PROBLEM DESCRIPTION | Take every line from the listing below that includes "Tier" and copy it.

GIVEN RECORDS |
________________

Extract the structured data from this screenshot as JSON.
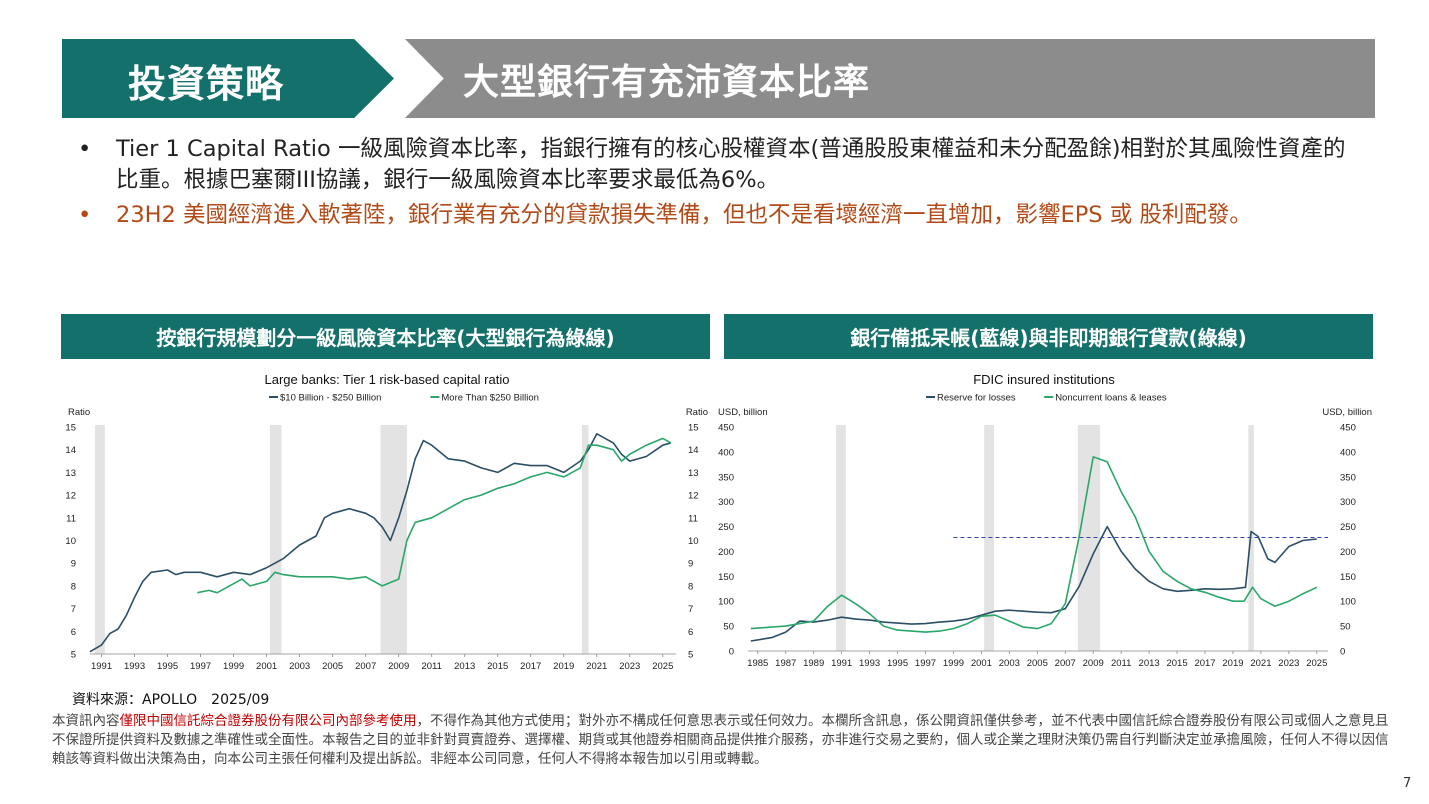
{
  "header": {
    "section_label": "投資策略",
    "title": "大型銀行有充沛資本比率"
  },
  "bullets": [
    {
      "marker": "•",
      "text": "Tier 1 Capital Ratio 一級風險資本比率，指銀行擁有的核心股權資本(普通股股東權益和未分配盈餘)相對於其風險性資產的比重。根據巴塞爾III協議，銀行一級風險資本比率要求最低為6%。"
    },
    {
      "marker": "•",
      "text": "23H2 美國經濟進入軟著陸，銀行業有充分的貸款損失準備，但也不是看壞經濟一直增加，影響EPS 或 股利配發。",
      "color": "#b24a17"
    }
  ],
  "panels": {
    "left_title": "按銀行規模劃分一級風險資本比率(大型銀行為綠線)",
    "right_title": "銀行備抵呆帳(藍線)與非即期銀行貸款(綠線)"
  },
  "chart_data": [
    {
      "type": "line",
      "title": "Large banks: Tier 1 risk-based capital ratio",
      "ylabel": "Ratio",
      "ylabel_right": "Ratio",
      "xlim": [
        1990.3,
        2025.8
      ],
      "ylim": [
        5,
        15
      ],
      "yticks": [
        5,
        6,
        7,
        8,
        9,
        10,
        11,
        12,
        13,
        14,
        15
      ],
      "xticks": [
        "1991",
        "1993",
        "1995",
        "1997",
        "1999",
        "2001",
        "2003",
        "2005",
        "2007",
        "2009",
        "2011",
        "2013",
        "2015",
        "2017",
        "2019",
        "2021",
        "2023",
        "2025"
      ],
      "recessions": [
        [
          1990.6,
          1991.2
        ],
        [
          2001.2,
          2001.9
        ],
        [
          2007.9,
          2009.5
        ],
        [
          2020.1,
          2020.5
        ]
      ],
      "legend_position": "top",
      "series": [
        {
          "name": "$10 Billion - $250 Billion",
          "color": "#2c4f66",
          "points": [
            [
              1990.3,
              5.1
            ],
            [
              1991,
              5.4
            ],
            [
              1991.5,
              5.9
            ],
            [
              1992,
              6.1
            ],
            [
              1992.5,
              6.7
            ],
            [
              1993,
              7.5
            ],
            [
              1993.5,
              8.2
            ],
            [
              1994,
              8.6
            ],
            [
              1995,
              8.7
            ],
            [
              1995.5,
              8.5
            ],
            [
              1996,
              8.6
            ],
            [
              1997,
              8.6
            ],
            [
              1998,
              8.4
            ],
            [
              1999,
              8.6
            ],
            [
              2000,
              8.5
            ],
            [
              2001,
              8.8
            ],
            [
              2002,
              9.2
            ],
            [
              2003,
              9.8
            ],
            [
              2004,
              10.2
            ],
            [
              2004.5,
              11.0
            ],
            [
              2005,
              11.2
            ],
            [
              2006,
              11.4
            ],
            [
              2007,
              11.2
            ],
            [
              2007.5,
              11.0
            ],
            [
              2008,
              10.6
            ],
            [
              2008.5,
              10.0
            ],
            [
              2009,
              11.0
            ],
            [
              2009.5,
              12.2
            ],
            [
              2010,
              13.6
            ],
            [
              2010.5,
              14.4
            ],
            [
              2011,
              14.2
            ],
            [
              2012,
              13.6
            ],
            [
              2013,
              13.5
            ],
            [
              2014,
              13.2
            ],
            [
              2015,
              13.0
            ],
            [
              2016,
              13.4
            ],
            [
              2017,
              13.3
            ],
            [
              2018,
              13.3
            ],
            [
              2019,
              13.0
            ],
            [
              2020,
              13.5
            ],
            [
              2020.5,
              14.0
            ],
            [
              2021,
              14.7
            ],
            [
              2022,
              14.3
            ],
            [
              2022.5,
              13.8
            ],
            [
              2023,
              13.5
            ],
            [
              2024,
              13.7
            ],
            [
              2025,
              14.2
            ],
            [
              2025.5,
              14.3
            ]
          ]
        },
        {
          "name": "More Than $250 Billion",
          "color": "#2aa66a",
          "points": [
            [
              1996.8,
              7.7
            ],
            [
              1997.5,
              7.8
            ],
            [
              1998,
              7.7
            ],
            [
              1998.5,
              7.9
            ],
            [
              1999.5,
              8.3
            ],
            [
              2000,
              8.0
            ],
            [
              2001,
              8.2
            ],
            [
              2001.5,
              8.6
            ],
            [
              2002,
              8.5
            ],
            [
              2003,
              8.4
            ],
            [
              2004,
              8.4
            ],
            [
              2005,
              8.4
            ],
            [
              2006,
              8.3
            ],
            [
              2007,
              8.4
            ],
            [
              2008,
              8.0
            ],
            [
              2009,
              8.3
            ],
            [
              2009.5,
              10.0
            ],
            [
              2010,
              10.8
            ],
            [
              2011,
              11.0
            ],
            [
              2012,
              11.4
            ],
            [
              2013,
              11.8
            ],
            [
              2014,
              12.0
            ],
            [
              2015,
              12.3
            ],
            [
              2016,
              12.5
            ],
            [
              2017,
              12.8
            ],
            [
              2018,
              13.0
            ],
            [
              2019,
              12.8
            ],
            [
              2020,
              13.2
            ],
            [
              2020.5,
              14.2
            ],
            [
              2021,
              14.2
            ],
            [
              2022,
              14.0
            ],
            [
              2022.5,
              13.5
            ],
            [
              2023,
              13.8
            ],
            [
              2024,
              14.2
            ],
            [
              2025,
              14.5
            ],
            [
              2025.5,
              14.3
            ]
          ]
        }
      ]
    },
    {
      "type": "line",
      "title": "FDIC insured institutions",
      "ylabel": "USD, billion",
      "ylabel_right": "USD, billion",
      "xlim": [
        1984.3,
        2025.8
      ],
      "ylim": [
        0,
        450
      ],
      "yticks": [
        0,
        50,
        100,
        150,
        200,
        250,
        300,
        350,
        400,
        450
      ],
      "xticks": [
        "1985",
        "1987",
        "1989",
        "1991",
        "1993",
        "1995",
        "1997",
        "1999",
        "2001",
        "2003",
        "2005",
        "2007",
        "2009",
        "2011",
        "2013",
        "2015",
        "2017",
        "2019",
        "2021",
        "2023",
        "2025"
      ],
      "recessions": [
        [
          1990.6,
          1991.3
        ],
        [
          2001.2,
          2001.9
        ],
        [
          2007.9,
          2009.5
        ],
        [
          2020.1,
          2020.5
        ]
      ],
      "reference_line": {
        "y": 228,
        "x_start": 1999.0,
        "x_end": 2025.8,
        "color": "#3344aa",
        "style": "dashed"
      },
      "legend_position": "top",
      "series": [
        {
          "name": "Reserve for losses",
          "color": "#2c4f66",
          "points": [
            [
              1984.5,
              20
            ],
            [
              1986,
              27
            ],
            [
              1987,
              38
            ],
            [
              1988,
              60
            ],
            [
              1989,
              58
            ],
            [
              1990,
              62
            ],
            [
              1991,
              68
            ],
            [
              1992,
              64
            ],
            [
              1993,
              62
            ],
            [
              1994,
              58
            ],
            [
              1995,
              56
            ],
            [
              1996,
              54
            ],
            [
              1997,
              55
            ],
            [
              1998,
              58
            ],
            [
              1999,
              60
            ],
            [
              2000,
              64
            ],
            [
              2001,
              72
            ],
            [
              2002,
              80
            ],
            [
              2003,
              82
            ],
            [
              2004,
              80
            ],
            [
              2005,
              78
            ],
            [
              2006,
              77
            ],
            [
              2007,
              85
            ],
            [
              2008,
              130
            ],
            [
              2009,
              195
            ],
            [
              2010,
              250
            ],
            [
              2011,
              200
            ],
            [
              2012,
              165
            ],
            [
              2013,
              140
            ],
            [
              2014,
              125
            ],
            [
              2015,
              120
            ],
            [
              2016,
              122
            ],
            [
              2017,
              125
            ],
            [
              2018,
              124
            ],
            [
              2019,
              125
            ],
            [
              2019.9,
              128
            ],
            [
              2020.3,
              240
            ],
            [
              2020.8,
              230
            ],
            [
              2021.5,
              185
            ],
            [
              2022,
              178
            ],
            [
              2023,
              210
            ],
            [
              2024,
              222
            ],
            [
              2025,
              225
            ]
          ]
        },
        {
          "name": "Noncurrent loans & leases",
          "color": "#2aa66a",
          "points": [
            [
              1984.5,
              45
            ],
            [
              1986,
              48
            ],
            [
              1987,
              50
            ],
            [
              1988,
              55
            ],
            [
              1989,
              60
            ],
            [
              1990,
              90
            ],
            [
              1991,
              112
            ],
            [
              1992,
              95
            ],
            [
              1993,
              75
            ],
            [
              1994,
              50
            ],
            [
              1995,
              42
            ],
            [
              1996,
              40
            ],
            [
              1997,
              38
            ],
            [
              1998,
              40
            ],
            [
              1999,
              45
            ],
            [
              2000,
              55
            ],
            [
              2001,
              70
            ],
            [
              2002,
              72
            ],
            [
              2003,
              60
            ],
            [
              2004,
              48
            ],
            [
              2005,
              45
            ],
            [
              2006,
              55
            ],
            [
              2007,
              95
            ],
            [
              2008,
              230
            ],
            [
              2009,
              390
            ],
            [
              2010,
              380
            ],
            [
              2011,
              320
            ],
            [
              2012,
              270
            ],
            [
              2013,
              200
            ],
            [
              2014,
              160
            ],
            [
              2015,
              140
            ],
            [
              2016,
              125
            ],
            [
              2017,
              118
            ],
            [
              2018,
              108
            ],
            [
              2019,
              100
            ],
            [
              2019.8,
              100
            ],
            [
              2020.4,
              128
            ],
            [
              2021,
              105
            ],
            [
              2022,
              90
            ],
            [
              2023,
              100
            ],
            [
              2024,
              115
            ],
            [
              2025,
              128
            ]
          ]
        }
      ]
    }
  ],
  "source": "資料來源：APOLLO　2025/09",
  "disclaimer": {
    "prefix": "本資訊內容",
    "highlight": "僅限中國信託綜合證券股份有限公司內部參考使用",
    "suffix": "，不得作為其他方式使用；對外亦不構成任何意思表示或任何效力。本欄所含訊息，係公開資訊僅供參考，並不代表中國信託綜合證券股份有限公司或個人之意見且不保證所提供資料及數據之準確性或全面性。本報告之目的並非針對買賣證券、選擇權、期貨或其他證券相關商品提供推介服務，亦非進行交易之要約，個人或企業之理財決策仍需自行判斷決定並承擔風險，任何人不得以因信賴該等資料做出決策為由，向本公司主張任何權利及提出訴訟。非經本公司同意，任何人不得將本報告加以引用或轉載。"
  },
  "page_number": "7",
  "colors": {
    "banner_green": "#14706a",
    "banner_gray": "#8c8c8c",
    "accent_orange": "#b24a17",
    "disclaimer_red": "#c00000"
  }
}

________________

EXERCISE SOLUTION |
      "text": "Tier 1 Capital Ratio 一級風險資本比率，指銀行擁有的核心股權資本(普通股股東權益和未分配盈餘)相對於其風險性資產的比重。根據巴塞爾III協議，銀行一級風險資本比率要求最低為6%。"
      "title": "Large banks: Tier 1 risk-based capital ratio",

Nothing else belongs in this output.